- [Material provided]
────────────────────
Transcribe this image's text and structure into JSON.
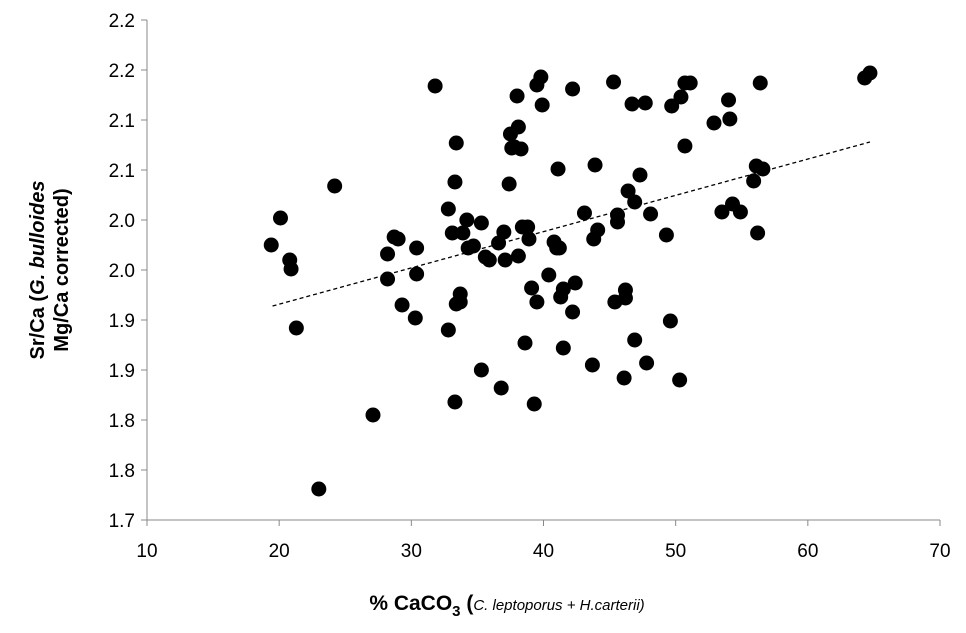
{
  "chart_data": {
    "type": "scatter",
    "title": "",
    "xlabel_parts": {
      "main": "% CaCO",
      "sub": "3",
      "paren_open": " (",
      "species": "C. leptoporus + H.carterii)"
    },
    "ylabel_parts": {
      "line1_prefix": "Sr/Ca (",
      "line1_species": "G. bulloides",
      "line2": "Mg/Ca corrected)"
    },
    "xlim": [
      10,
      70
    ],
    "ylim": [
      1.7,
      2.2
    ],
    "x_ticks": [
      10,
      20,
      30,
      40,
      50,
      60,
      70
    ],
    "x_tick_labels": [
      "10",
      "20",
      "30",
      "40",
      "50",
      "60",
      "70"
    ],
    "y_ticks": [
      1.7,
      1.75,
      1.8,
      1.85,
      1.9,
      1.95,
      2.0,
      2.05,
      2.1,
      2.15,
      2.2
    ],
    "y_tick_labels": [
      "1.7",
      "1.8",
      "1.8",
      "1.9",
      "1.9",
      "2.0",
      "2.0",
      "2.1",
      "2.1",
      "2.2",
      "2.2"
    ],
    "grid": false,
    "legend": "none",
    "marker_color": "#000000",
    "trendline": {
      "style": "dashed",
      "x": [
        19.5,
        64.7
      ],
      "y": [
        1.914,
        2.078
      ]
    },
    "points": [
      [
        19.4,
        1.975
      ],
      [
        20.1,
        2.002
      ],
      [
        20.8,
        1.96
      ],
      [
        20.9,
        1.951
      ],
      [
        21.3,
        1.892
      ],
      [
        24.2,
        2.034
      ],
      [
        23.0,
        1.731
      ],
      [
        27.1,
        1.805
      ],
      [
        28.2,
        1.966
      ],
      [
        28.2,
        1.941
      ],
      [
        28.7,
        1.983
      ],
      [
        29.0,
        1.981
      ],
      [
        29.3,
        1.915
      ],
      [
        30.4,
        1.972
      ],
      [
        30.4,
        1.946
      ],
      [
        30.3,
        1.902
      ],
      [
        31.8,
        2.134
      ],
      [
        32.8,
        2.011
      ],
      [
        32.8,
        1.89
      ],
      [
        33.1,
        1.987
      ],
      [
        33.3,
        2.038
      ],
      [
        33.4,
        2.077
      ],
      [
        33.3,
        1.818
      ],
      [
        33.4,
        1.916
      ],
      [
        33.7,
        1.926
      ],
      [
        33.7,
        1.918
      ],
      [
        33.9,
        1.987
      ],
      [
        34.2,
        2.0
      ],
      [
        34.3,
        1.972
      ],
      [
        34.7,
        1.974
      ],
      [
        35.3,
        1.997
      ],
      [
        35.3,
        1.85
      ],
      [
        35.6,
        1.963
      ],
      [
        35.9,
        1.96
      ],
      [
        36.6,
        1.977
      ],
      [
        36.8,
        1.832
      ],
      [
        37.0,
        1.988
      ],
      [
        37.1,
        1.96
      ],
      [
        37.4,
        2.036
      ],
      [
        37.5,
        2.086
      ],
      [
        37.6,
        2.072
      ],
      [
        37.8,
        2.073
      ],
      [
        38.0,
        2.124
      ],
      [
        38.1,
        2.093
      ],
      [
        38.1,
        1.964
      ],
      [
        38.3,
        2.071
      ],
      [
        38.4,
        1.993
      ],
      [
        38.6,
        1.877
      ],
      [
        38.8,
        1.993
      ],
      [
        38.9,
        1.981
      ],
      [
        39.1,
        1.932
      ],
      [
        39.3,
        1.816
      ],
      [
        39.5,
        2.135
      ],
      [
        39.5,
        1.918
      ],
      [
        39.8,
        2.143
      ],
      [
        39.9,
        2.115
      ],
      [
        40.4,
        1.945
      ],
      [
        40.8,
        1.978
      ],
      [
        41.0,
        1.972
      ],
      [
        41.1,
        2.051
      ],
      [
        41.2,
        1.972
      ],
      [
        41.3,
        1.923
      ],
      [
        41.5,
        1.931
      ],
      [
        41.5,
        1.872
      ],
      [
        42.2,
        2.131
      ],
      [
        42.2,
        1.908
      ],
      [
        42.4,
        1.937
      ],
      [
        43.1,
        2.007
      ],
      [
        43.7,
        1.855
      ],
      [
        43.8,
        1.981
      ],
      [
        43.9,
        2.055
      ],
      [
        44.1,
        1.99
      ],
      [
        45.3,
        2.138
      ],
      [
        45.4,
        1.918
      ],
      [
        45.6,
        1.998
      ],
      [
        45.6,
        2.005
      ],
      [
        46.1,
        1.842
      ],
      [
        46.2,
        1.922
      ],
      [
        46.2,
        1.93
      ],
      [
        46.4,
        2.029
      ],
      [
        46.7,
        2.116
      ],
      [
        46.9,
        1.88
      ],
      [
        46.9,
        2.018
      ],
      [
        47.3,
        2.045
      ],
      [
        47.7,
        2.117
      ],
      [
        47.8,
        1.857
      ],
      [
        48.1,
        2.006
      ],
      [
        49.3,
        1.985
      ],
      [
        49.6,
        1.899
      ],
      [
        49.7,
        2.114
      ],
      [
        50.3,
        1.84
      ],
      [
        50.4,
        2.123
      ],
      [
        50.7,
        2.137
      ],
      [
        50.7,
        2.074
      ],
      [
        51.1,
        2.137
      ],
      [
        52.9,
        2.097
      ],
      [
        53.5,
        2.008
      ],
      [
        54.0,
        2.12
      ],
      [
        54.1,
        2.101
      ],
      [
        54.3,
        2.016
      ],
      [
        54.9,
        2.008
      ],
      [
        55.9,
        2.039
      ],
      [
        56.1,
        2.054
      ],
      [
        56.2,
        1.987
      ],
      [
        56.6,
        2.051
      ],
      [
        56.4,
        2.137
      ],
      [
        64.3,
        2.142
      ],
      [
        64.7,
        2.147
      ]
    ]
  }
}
────────────────────
- [What this task involves]
Copy the listing exactly. Any image in it stays out of the copy.

- [Complete response]
Transcribe this image's text and structure into JSON.
{
  "chart_data": {
    "type": "scatter",
    "title": "",
    "xlabel_parts": {
      "main": "% CaCO",
      "sub": "3",
      "paren_open": " (",
      "species": "C. leptoporus + H.carterii)"
    },
    "ylabel_parts": {
      "line1_prefix": "Sr/Ca (",
      "line1_species": "G. bulloides",
      "line2": "Mg/Ca corrected)"
    },
    "xlim": [
      10,
      70
    ],
    "ylim": [
      1.7,
      2.2
    ],
    "x_ticks": [
      10,
      20,
      30,
      40,
      50,
      60,
      70
    ],
    "x_tick_labels": [
      "10",
      "20",
      "30",
      "40",
      "50",
      "60",
      "70"
    ],
    "y_ticks": [
      1.7,
      1.75,
      1.8,
      1.85,
      1.9,
      1.95,
      2.0,
      2.05,
      2.1,
      2.15,
      2.2
    ],
    "y_tick_labels": [
      "1.7",
      "1.8",
      "1.8",
      "1.9",
      "1.9",
      "2.0",
      "2.0",
      "2.1",
      "2.1",
      "2.2",
      "2.2"
    ],
    "grid": false,
    "legend": "none",
    "marker_color": "#000000",
    "trendline": {
      "style": "dashed",
      "x": [
        19.5,
        64.7
      ],
      "y": [
        1.914,
        2.078
      ]
    },
    "points": [
      [
        19.4,
        1.975
      ],
      [
        20.1,
        2.002
      ],
      [
        20.8,
        1.96
      ],
      [
        20.9,
        1.951
      ],
      [
        21.3,
        1.892
      ],
      [
        24.2,
        2.034
      ],
      [
        23.0,
        1.731
      ],
      [
        27.1,
        1.805
      ],
      [
        28.2,
        1.966
      ],
      [
        28.2,
        1.941
      ],
      [
        28.7,
        1.983
      ],
      [
        29.0,
        1.981
      ],
      [
        29.3,
        1.915
      ],
      [
        30.4,
        1.972
      ],
      [
        30.4,
        1.946
      ],
      [
        30.3,
        1.902
      ],
      [
        31.8,
        2.134
      ],
      [
        32.8,
        2.011
      ],
      [
        32.8,
        1.89
      ],
      [
        33.1,
        1.987
      ],
      [
        33.3,
        2.038
      ],
      [
        33.4,
        2.077
      ],
      [
        33.3,
        1.818
      ],
      [
        33.4,
        1.916
      ],
      [
        33.7,
        1.926
      ],
      [
        33.7,
        1.918
      ],
      [
        33.9,
        1.987
      ],
      [
        34.2,
        2.0
      ],
      [
        34.3,
        1.972
      ],
      [
        34.7,
        1.974
      ],
      [
        35.3,
        1.997
      ],
      [
        35.3,
        1.85
      ],
      [
        35.6,
        1.963
      ],
      [
        35.9,
        1.96
      ],
      [
        36.6,
        1.977
      ],
      [
        36.8,
        1.832
      ],
      [
        37.0,
        1.988
      ],
      [
        37.1,
        1.96
      ],
      [
        37.4,
        2.036
      ],
      [
        37.5,
        2.086
      ],
      [
        37.6,
        2.072
      ],
      [
        37.8,
        2.073
      ],
      [
        38.0,
        2.124
      ],
      [
        38.1,
        2.093
      ],
      [
        38.1,
        1.964
      ],
      [
        38.3,
        2.071
      ],
      [
        38.4,
        1.993
      ],
      [
        38.6,
        1.877
      ],
      [
        38.8,
        1.993
      ],
      [
        38.9,
        1.981
      ],
      [
        39.1,
        1.932
      ],
      [
        39.3,
        1.816
      ],
      [
        39.5,
        2.135
      ],
      [
        39.5,
        1.918
      ],
      [
        39.8,
        2.143
      ],
      [
        39.9,
        2.115
      ],
      [
        40.4,
        1.945
      ],
      [
        40.8,
        1.978
      ],
      [
        41.0,
        1.972
      ],
      [
        41.1,
        2.051
      ],
      [
        41.2,
        1.972
      ],
      [
        41.3,
        1.923
      ],
      [
        41.5,
        1.931
      ],
      [
        41.5,
        1.872
      ],
      [
        42.2,
        2.131
      ],
      [
        42.2,
        1.908
      ],
      [
        42.4,
        1.937
      ],
      [
        43.1,
        2.007
      ],
      [
        43.7,
        1.855
      ],
      [
        43.8,
        1.981
      ],
      [
        43.9,
        2.055
      ],
      [
        44.1,
        1.99
      ],
      [
        45.3,
        2.138
      ],
      [
        45.4,
        1.918
      ],
      [
        45.6,
        1.998
      ],
      [
        45.6,
        2.005
      ],
      [
        46.1,
        1.842
      ],
      [
        46.2,
        1.922
      ],
      [
        46.2,
        1.93
      ],
      [
        46.4,
        2.029
      ],
      [
        46.7,
        2.116
      ],
      [
        46.9,
        1.88
      ],
      [
        46.9,
        2.018
      ],
      [
        47.3,
        2.045
      ],
      [
        47.7,
        2.117
      ],
      [
        47.8,
        1.857
      ],
      [
        48.1,
        2.006
      ],
      [
        49.3,
        1.985
      ],
      [
        49.6,
        1.899
      ],
      [
        49.7,
        2.114
      ],
      [
        50.3,
        1.84
      ],
      [
        50.4,
        2.123
      ],
      [
        50.7,
        2.137
      ],
      [
        50.7,
        2.074
      ],
      [
        51.1,
        2.137
      ],
      [
        52.9,
        2.097
      ],
      [
        53.5,
        2.008
      ],
      [
        54.0,
        2.12
      ],
      [
        54.1,
        2.101
      ],
      [
        54.3,
        2.016
      ],
      [
        54.9,
        2.008
      ],
      [
        55.9,
        2.039
      ],
      [
        56.1,
        2.054
      ],
      [
        56.2,
        1.987
      ],
      [
        56.6,
        2.051
      ],
      [
        56.4,
        2.137
      ],
      [
        64.3,
        2.142
      ],
      [
        64.7,
        2.147
      ]
    ]
  }
}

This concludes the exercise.